- _EXERCISE DETAILS_
Take the records underneath and set them down exactly.

Data items:
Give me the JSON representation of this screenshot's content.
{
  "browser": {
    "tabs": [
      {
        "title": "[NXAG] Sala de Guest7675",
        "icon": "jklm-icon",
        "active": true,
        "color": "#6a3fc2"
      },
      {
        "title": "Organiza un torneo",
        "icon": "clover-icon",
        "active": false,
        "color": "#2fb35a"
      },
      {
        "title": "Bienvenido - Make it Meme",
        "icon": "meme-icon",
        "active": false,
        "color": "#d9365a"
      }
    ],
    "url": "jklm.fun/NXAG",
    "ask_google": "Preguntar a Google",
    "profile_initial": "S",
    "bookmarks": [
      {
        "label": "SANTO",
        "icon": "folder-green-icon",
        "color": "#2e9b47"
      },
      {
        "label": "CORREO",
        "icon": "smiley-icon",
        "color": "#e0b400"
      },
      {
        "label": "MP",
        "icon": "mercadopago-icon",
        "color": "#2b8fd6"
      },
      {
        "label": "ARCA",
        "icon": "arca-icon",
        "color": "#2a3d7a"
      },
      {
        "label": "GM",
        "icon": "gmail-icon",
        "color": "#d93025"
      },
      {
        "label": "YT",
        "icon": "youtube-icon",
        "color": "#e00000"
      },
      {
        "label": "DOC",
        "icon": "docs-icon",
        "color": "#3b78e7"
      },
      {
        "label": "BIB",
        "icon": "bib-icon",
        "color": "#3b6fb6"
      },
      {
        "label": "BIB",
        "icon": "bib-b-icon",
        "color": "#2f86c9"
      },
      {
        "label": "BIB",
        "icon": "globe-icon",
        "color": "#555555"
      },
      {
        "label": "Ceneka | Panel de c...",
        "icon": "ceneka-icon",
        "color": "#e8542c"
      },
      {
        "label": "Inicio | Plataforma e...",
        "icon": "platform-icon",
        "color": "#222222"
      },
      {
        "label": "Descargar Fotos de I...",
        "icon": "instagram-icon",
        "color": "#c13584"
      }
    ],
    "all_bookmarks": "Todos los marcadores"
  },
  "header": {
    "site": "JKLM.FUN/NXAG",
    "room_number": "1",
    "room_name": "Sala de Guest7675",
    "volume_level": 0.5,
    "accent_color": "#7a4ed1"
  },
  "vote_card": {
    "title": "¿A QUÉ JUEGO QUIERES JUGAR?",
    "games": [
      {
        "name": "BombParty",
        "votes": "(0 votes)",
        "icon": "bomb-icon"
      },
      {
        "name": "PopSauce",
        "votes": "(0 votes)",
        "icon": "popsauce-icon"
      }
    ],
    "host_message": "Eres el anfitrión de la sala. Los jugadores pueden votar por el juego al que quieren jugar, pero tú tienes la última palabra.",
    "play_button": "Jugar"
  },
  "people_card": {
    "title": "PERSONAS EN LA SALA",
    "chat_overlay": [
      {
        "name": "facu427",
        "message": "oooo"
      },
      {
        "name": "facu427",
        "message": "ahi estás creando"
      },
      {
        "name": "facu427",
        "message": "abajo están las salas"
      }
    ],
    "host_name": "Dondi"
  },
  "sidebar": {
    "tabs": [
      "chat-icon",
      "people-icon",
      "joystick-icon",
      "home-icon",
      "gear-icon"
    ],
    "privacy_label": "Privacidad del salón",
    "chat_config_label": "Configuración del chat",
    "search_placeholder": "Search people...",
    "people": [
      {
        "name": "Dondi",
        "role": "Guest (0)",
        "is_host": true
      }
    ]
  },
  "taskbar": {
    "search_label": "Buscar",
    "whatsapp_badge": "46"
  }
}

- _WORKED ANSWER_
Give me the JSON representation of this screenshot's content.
{
  "browser": {
    "tabs": [
      {
        "title": "[NXAG] Sala de Guest7675",
        "icon": "jklm-icon",
        "active": true,
        "color": "#6a3fc2"
      },
      {
        "title": "Organiza un torneo",
        "icon": "clover-icon",
        "active": false,
        "color": "#2fb35a"
      },
      {
        "title": "Bienvenido - Make it Meme",
        "icon": "meme-icon",
        "active": false,
        "color": "#d9365a"
      }
    ],
    "url": "jklm.fun/NXAG",
    "ask_google": "Preguntar a Google",
    "profile_initial": "S",
    "bookmarks": [
      {
        "label": "SANTO",
        "icon": "folder-green-icon",
        "color": "#2e9b47"
      },
      {
        "label": "CORREO",
        "icon": "smiley-icon",
        "color": "#e0b400"
      },
      {
        "label": "MP",
        "icon": "mercadopago-icon",
        "color": "#2b8fd6"
      },
      {
        "label": "ARCA",
        "icon": "arca-icon",
        "color": "#2a3d7a"
      },
      {
        "label": "GM",
        "icon": "gmail-icon",
        "color": "#d93025"
      },
      {
        "label": "YT",
        "icon": "youtube-icon",
        "color": "#e00000"
      },
      {
        "label": "DOC",
        "icon": "docs-icon",
        "color": "#3b78e7"
      },
      {
        "label": "BIB",
        "icon": "bib-icon",
        "color": "#3b6fb6"
      },
      {
        "label": "BIB",
        "icon": "bib-b-icon",
        "color": "#2f86c9"
      },
      {
        "label": "BIB",
        "icon": "globe-icon",
        "color": "#555555"
      },
      {
        "label": "Ceneka | Panel de c...",
        "icon": "ceneka-icon",
        "color": "#e8542c"
      },
      {
        "label": "Inicio | Plataforma e...",
        "icon": "platform-icon",
        "color": "#222222"
      },
      {
        "label": "Descargar Fotos de I...",
        "icon": "instagram-icon",
        "color": "#c13584"
      }
    ],
    "all_bookmarks": "Todos los marcadores"
  },
  "header": {
    "site": "JKLM.FUN/NXAG",
    "room_number": "1",
    "room_name": "Sala de Guest7675",
    "volume_level": 0.5,
    "accent_color": "#7a4ed1"
  },
  "vote_card": {
    "title": "¿A QUÉ JUEGO QUIERES JUGAR?",
    "games": [
      {
        "name": "BombParty",
        "votes": "(0 votes)",
        "icon": "bomb-icon"
      },
      {
        "name": "PopSauce",
        "votes": "(0 votes)",
        "icon": "popsauce-icon"
      }
    ],
    "host_message": "Eres el anfitrión de la sala. Los jugadores pueden votar por el juego al que quieren jugar, pero tú tienes la última palabra.",
    "play_button": "Jugar"
  },
  "people_card": {
    "title": "PERSONAS EN LA SALA",
    "chat_overlay": [
      {
        "name": "facu427",
        "message": "oooo"
      },
      {
        "name": "facu427",
        "message": "ahi estás creando"
      },
      {
        "name": "facu427",
        "message": "abajo están las salas"
      }
    ],
    "host_name": "Dondi"
  },
  "sidebar": {
    "tabs": [
      "chat-icon",
      "people-icon",
      "joystick-icon",
      "home-icon",
      "gear-icon"
    ],
    "privacy_label": "Privacidad del salón",
    "chat_config_label": "Configuración del chat",
    "search_placeholder": "Search people...",
    "people": [
      {
        "name": "Dondi",
        "role": "Guest (0)",
        "is_host": true
      }
    ]
  },
  "taskbar": {
    "search_label": "Buscar",
    "whatsapp_badge": "46"
  }
}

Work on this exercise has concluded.